---------- Input data

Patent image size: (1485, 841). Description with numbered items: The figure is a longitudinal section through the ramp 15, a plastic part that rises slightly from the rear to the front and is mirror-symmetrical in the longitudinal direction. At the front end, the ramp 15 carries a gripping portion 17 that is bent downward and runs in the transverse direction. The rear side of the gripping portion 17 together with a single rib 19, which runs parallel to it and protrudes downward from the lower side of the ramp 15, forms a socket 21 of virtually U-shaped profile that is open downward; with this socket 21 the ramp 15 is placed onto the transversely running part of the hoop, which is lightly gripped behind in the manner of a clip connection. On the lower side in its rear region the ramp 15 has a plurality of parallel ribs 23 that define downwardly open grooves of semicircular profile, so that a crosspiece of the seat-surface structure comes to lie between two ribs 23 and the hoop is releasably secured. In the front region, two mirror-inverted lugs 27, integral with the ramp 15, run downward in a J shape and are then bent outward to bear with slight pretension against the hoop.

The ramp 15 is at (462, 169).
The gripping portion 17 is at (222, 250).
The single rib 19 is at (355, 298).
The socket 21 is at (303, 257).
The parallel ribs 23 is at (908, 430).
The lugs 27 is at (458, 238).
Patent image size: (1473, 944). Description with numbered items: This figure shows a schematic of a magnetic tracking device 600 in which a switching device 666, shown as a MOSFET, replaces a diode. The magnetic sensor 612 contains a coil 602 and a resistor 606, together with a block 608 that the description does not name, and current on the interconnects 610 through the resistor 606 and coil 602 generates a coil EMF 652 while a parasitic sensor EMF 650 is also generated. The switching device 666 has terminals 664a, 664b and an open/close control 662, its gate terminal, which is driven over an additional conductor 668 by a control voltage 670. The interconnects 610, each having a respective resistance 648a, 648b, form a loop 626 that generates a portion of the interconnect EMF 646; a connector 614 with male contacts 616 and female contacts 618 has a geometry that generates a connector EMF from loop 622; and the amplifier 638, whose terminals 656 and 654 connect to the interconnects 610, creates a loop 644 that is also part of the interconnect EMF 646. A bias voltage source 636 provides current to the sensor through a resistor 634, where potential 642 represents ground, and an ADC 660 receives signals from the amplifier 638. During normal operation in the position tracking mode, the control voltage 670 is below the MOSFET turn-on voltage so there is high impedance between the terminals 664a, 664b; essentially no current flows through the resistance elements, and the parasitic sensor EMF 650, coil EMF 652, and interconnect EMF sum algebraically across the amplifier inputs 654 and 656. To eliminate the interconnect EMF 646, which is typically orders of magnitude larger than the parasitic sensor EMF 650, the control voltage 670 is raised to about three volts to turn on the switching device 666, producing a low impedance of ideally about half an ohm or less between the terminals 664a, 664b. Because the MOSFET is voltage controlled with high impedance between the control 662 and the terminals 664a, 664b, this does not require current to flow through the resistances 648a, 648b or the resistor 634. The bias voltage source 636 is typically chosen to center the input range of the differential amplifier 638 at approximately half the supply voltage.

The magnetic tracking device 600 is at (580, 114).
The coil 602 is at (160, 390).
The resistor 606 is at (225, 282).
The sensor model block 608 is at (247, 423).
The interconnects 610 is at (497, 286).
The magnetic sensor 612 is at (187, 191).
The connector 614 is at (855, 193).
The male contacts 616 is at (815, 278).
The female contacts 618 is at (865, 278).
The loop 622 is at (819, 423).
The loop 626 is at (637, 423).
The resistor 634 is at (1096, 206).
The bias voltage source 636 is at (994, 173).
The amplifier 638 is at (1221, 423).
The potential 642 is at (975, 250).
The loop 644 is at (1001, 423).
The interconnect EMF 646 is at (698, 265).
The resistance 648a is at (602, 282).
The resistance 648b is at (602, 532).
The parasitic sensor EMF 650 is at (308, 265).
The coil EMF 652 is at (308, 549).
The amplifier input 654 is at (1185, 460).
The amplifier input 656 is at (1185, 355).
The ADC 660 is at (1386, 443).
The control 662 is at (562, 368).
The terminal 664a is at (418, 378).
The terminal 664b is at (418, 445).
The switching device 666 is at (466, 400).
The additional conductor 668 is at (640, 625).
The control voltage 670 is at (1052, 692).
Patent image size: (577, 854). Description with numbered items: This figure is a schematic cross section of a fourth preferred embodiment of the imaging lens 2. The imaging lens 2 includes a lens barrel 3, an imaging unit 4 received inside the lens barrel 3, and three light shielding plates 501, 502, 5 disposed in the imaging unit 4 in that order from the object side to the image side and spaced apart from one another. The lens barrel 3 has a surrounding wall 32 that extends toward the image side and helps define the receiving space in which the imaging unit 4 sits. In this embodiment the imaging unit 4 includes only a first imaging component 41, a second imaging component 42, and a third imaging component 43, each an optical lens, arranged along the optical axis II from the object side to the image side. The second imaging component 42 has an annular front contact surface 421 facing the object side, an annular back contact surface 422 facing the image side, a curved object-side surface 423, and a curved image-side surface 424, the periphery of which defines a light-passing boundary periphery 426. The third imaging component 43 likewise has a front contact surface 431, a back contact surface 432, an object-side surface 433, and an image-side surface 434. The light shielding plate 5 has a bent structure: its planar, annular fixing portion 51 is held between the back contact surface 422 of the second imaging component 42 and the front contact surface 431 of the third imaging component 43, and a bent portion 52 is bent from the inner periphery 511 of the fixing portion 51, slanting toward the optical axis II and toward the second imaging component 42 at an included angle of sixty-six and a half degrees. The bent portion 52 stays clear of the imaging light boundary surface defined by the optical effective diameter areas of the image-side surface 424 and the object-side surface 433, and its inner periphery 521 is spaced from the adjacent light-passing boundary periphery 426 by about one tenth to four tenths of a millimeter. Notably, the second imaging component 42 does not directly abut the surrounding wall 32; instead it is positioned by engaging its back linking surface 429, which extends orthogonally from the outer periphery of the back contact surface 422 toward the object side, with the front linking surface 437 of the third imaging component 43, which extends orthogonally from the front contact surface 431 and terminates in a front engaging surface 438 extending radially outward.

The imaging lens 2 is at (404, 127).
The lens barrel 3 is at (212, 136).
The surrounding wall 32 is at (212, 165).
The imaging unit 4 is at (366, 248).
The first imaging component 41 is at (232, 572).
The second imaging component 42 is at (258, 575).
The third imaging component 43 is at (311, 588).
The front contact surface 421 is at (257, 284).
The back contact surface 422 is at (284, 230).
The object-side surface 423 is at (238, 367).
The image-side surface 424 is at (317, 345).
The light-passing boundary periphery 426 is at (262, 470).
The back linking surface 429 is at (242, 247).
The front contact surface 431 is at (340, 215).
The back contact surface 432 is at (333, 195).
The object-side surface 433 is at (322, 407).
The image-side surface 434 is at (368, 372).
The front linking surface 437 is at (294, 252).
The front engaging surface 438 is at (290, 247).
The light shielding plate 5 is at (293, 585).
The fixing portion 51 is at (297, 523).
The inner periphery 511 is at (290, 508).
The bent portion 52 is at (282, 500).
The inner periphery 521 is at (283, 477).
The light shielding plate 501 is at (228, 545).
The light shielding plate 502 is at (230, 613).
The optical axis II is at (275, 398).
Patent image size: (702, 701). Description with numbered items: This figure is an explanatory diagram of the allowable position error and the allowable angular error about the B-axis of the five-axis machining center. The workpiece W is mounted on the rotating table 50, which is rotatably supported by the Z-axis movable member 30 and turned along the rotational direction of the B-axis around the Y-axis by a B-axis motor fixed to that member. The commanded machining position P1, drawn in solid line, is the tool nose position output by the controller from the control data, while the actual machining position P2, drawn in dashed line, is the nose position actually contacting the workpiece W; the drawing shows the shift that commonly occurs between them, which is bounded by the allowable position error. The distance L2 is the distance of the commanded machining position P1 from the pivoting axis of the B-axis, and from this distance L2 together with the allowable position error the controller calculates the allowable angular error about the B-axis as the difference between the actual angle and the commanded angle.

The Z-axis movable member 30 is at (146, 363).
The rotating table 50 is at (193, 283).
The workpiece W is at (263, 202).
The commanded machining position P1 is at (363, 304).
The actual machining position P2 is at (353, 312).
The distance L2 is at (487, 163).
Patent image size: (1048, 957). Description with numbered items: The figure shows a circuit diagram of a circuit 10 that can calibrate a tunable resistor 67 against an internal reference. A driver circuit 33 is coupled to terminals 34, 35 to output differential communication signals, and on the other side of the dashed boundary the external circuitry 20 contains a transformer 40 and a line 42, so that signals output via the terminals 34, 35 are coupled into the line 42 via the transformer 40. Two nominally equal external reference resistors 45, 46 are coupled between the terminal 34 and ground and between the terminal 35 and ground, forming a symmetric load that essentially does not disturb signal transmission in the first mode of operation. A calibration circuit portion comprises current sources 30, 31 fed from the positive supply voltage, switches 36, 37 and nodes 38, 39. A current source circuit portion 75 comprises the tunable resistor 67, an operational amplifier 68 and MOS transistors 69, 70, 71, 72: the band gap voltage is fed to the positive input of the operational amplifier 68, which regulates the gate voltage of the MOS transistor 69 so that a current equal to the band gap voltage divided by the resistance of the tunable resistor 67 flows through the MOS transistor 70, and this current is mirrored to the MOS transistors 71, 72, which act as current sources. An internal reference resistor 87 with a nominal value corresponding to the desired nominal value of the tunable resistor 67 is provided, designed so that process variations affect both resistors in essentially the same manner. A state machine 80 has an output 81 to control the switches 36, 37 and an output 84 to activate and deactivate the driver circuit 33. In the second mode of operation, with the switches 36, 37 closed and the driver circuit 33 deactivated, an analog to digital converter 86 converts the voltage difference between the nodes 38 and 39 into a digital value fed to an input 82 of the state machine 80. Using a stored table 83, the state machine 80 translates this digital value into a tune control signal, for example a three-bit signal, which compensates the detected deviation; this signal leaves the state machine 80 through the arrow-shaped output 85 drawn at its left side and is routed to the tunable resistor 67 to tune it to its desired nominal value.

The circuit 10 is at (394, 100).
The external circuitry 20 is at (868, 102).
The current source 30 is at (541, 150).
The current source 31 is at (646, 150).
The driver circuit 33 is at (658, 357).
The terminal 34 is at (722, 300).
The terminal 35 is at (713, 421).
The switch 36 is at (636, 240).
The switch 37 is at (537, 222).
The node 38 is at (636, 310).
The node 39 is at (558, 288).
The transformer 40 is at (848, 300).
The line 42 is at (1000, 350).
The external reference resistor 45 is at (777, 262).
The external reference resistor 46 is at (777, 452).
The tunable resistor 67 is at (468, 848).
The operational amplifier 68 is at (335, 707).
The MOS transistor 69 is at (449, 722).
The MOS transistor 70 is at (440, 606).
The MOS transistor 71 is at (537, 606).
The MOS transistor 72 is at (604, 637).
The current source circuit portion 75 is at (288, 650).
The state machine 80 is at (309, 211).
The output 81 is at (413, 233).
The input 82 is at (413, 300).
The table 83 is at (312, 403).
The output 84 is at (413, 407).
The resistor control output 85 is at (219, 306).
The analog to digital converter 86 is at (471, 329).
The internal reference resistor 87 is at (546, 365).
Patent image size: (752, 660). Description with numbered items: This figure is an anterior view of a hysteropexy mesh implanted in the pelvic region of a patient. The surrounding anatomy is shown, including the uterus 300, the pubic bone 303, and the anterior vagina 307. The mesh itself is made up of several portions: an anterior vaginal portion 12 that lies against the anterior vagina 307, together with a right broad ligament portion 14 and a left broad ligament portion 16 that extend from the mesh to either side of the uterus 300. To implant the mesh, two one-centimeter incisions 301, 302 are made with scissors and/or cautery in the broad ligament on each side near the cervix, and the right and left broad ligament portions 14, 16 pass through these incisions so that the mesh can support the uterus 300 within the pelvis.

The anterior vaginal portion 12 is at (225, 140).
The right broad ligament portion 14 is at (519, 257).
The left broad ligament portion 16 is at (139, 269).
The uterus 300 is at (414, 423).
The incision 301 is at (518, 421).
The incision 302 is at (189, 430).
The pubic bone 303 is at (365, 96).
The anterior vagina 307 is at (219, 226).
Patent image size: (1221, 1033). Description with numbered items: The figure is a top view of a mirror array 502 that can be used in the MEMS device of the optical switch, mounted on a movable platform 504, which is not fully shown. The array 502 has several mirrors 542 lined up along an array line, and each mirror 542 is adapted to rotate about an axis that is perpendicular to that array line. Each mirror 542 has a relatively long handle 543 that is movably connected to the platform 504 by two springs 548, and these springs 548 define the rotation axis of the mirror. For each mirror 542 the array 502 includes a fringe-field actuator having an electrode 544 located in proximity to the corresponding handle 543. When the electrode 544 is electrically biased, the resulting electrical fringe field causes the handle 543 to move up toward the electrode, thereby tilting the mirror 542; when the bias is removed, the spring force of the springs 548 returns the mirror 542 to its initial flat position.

--------------------

Copy the listing above, beginning with the line that contains "Patent image size: (702, 701)." and continuing through the line that contains "The distance L2 is at (487, 163).". Include both of those lines.

> **Solution to the problem**
Patent image size: (702, 701). Description with numbered items: This figure is an explanatory diagram of the allowable position error and the allowable angular error about the B-axis of the five-axis machining center. The workpiece W is mounted on the rotating table 50, which is rotatably supported by the Z-axis movable member 30 and turned along the rotational direction of the B-axis around the Y-axis by a B-axis motor fixed to that member. The commanded machining position P1, drawn in solid line, is the tool nose position output by the controller from the control data, while the actual machining position P2, drawn in dashed line, is the nose position actually contacting the workpiece W; the drawing shows the shift that commonly occurs between them, which is bounded by the allowable position error. The distance L2 is the distance of the commanded machining position P1 from the pivoting axis of the B-axis, and from this distance L2 together with the allowable position error the controller calculates the allowable angular error about the B-axis as the difference between the actual angle and the commanded angle.

The Z-axis movable member 30 is at (146, 363).
The rotating table 50 is at (193, 283).
The workpiece W is at (263, 202).
The commanded machining position P1 is at (363, 304).
The actual machining position P2 is at (353, 312).
The distance L2 is at (487, 163).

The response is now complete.